Written request
Reproduce all the lines below exactly and omit the images.

Collected data entries

** BEGIN **

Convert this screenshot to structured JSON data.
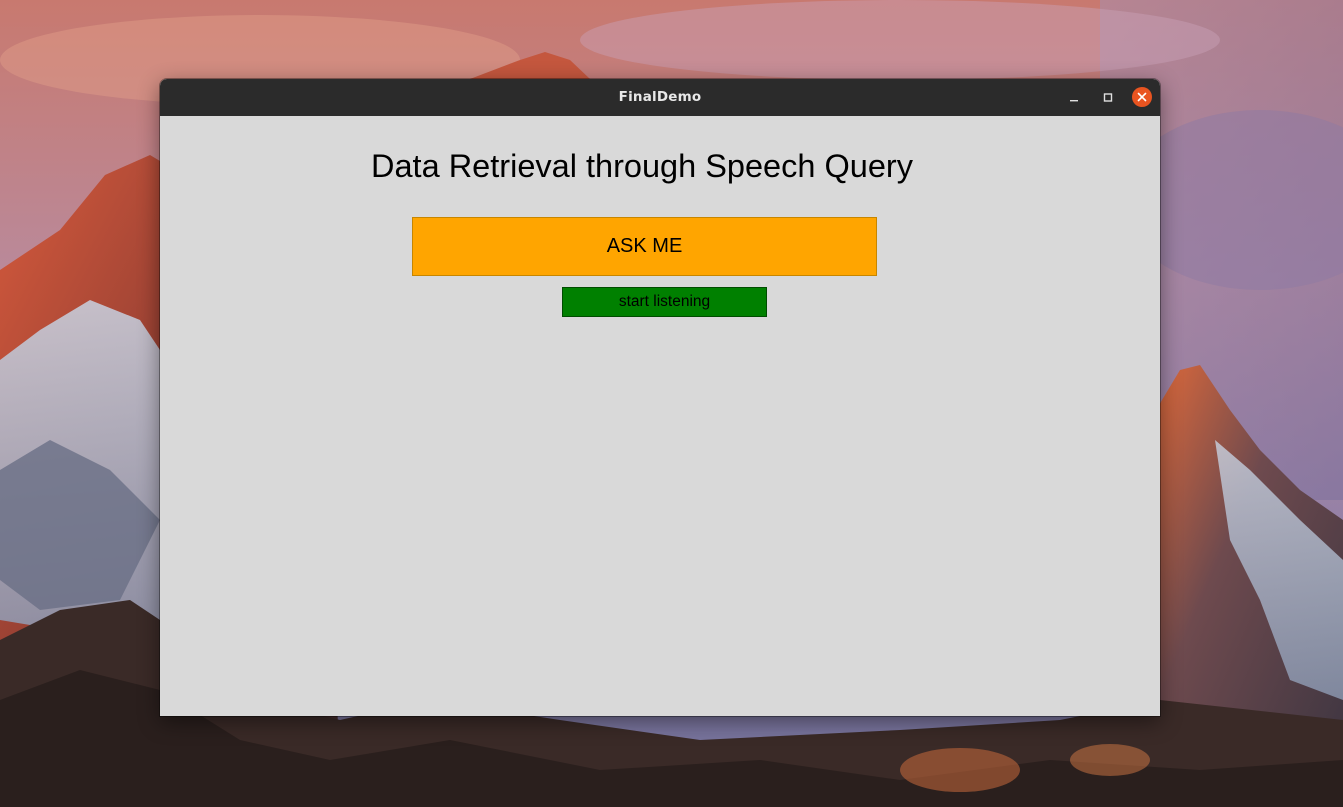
{
  "window": {
    "title": "FinalDemo"
  },
  "app": {
    "heading": "Data Retrieval through Speech Query",
    "ask_button_label": "ASK ME",
    "listen_button_label": "start listening"
  },
  "colors": {
    "ask_button_bg": "#ffa500",
    "listen_button_bg": "#008000",
    "client_bg": "#d9d9d9",
    "titlebar_bg": "#2b2b2b",
    "close_button_bg": "#e95420"
  },
  "icons": {
    "minimize": "minimize-icon",
    "maximize": "maximize-icon",
    "close": "close-icon"
  }
}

** END **

Result below
Convert this screenshot to structured JSON data.
{
  "window": {
    "title": "FinalDemo"
  },
  "app": {
    "heading": "Data Retrieval through Speech Query",
    "ask_button_label": "ASK ME",
    "listen_button_label": "start listening"
  },
  "colors": {
    "ask_button_bg": "#ffa500",
    "listen_button_bg": "#008000",
    "client_bg": "#d9d9d9",
    "titlebar_bg": "#2b2b2b",
    "close_button_bg": "#e95420"
  },
  "icons": {
    "minimize": "minimize-icon",
    "maximize": "maximize-icon",
    "close": "close-icon"
  }
}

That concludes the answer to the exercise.